PROBLEM TO SOLVE: Copy out all the lines exactly. Omit pictures.
☆ ☆ ☆
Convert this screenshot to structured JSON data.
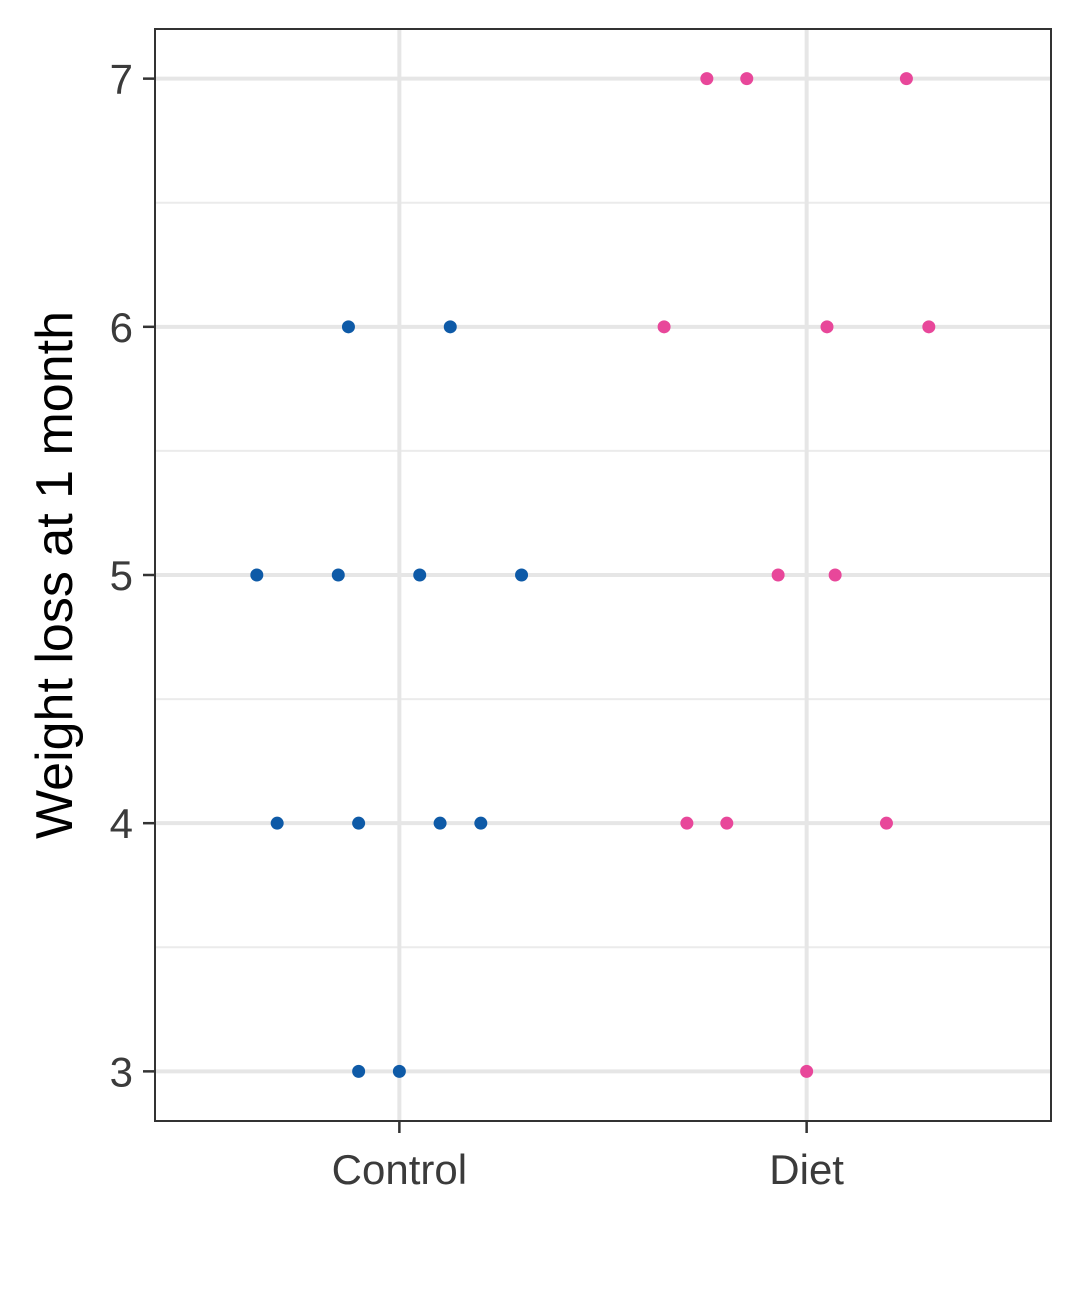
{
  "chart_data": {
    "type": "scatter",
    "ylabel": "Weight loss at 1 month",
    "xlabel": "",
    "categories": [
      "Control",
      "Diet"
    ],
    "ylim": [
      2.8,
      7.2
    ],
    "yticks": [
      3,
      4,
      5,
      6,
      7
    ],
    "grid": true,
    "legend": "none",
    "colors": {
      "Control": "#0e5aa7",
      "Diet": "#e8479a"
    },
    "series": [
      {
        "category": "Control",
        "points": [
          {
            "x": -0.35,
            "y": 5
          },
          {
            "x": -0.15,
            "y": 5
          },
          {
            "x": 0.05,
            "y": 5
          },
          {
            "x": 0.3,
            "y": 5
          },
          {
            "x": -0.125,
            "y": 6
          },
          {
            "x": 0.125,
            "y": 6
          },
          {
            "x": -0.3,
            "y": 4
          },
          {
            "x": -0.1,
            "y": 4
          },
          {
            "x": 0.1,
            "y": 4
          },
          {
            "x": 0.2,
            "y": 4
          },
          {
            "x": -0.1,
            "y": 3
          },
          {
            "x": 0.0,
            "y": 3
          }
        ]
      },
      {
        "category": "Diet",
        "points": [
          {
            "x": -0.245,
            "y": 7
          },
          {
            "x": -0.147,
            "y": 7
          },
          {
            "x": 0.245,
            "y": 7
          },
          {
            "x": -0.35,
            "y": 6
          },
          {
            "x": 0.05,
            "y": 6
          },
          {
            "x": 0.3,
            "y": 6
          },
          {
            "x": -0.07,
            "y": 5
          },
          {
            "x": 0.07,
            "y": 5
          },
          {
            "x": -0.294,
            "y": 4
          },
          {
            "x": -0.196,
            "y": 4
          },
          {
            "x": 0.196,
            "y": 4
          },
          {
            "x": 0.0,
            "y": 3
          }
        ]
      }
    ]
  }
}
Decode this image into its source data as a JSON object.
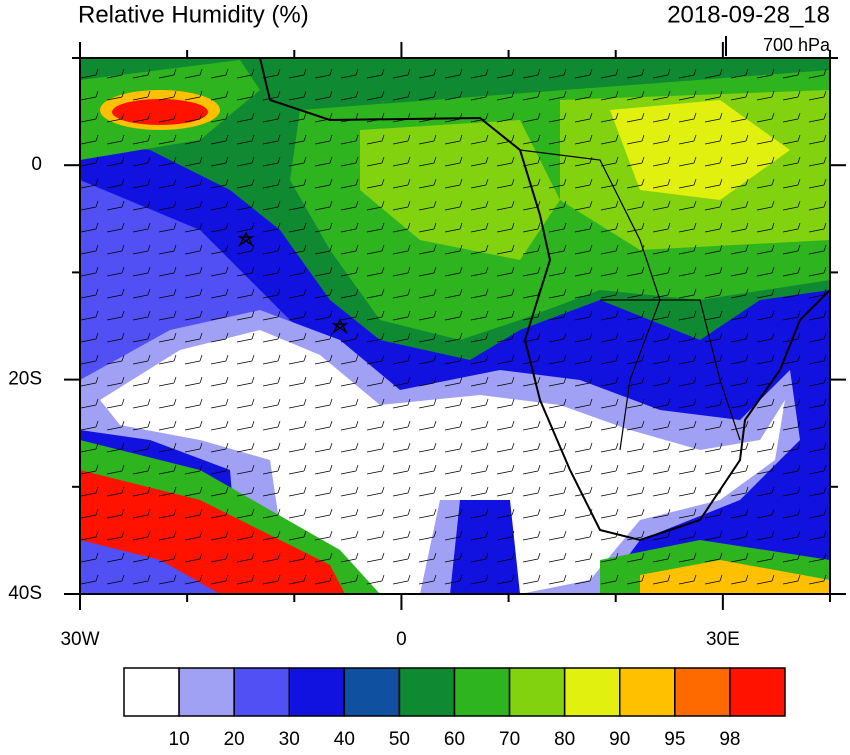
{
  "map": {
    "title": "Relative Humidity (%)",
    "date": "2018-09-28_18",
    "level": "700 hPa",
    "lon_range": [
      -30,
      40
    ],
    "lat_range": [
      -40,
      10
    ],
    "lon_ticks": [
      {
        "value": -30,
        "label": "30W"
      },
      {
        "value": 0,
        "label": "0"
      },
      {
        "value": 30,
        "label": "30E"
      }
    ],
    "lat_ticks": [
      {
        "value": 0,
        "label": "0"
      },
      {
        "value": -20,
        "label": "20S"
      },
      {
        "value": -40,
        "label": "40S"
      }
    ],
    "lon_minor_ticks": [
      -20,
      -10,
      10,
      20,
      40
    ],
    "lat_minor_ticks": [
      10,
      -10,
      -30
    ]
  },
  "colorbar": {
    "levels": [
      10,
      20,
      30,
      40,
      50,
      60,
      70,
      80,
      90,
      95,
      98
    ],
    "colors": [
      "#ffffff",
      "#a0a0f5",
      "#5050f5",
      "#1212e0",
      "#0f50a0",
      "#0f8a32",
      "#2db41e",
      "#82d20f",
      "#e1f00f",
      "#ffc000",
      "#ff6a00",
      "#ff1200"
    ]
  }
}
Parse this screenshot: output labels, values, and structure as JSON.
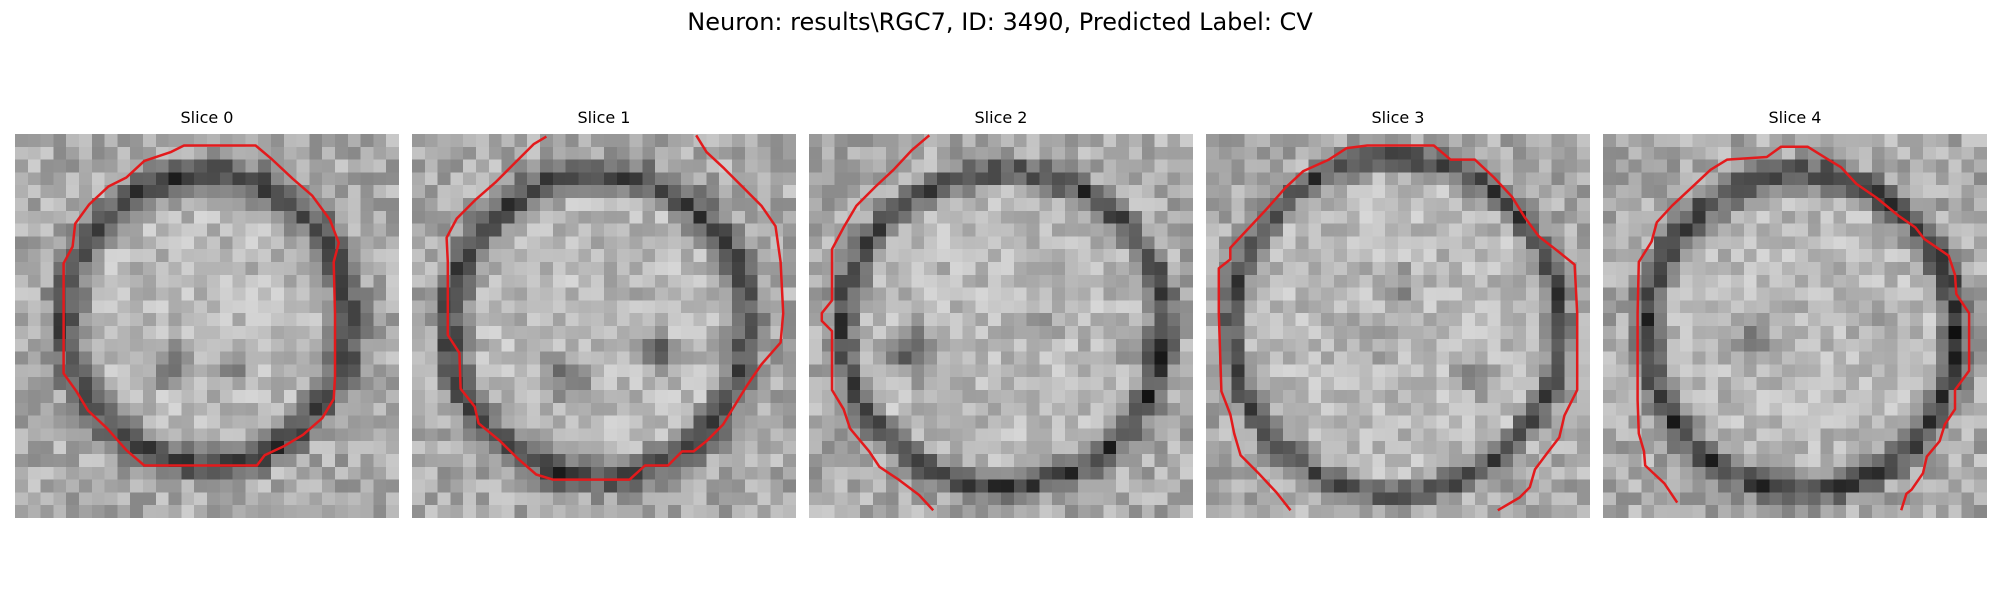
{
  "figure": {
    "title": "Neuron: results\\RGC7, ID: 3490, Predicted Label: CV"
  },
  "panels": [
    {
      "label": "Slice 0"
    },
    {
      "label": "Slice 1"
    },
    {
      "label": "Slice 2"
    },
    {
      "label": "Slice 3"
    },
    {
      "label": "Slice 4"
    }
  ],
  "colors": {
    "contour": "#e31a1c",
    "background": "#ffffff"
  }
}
☆ ☆ ☆
COMPLETE ANSWER:
Convert this screenshot to structured JSON data.
{
  "chart_data": {
    "type": "scatter",
    "ylabel": "Weight loss at 1 month",
    "xlabel": "",
    "categories": [
      "Control",
      "Diet"
    ],
    "ylim": [
      2.8,
      7.2
    ],
    "yticks": [
      3,
      4,
      5,
      6,
      7
    ],
    "grid": true,
    "legend": "none",
    "colors": {
      "Control": "#0e5aa7",
      "Diet": "#e8479a"
    },
    "series": [
      {
        "category": "Control",
        "points": [
          {
            "x": -0.35,
            "y": 5
          },
          {
            "x": -0.15,
            "y": 5
          },
          {
            "x": 0.05,
            "y": 5
          },
          {
            "x": 0.3,
            "y": 5
          },
          {
            "x": -0.125,
            "y": 6
          },
          {
            "x": 0.125,
            "y": 6
          },
          {
            "x": -0.3,
            "y": 4
          },
          {
            "x": -0.1,
            "y": 4
          },
          {
            "x": 0.1,
            "y": 4
          },
          {
            "x": 0.2,
            "y": 4
          },
          {
            "x": -0.1,
            "y": 3
          },
          {
            "x": 0.0,
            "y": 3
          }
        ]
      },
      {
        "category": "Diet",
        "points": [
          {
            "x": -0.245,
            "y": 7
          },
          {
            "x": -0.147,
            "y": 7
          },
          {
            "x": 0.245,
            "y": 7
          },
          {
            "x": -0.35,
            "y": 6
          },
          {
            "x": 0.05,
            "y": 6
          },
          {
            "x": 0.3,
            "y": 6
          },
          {
            "x": -0.07,
            "y": 5
          },
          {
            "x": 0.07,
            "y": 5
          },
          {
            "x": -0.294,
            "y": 4
          },
          {
            "x": -0.196,
            "y": 4
          },
          {
            "x": 0.196,
            "y": 4
          },
          {
            "x": 0.0,
            "y": 3
          }
        ]
      }
    ]
  }
}
Decode this image into its source data as a JSON object.
{
  "map": {
    "title": "Relative Humidity (%)",
    "date": "2018-09-28_18",
    "level": "700 hPa",
    "lon_range": [
      -30,
      40
    ],
    "lat_range": [
      -40,
      10
    ],
    "lon_ticks": [
      {
        "value": -30,
        "label": "30W"
      },
      {
        "value": 0,
        "label": "0"
      },
      {
        "value": 30,
        "label": "30E"
      }
    ],
    "lat_ticks": [
      {
        "value": 0,
        "label": "0"
      },
      {
        "value": -20,
        "label": "20S"
      },
      {
        "value": -40,
        "label": "40S"
      }
    ],
    "lon_minor_ticks": [
      -20,
      -10,
      10,
      20,
      40
    ],
    "lat_minor_ticks": [
      10,
      -10,
      -30
    ]
  },
  "colorbar": {
    "levels": [
      10,
      20,
      30,
      40,
      50,
      60,
      70,
      80,
      90,
      95,
      98
    ],
    "colors": [
      "#ffffff",
      "#a0a0f5",
      "#5050f5",
      "#1212e0",
      "#0f50a0",
      "#0f8a32",
      "#2db41e",
      "#82d20f",
      "#e1f00f",
      "#ffc000",
      "#ff6a00",
      "#ff1200"
    ]
  }
}
Parse this screenshot: output labels, values, and structure as JSON.
{
  "figure": {
    "title": "Neuron: results\\RGC7, ID: 3490, Predicted Label: CV"
  },
  "panels": [
    {
      "label": "Slice 0"
    },
    {
      "label": "Slice 1"
    },
    {
      "label": "Slice 2"
    },
    {
      "label": "Slice 3"
    },
    {
      "label": "Slice 4"
    }
  ],
  "colors": {
    "contour": "#e31a1c",
    "background": "#ffffff"
  }
}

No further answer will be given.